### [INSTRUCTION]
Print out every line, exactly as written.

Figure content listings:
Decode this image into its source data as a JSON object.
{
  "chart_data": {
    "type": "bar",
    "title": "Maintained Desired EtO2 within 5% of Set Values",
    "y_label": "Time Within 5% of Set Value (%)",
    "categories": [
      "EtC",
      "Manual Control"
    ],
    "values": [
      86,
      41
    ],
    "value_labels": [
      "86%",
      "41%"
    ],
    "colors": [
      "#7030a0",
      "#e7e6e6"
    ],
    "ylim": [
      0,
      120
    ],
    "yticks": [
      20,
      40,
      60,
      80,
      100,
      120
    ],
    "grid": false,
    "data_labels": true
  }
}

### [COMPLETE ANSWER]
Decode this image into its source data as a JSON object.
{
  "chart_data": {
    "type": "bar",
    "title": "Maintained Desired EtO2 within 5% of Set Values",
    "y_label": "Time Within 5% of Set Value (%)",
    "categories": [
      "EtC",
      "Manual Control"
    ],
    "values": [
      86,
      41
    ],
    "value_labels": [
      "86%",
      "41%"
    ],
    "colors": [
      "#7030a0",
      "#e7e6e6"
    ],
    "ylim": [
      0,
      120
    ],
    "yticks": [
      20,
      40,
      60,
      80,
      100,
      120
    ],
    "grid": false,
    "data_labels": true
  }
}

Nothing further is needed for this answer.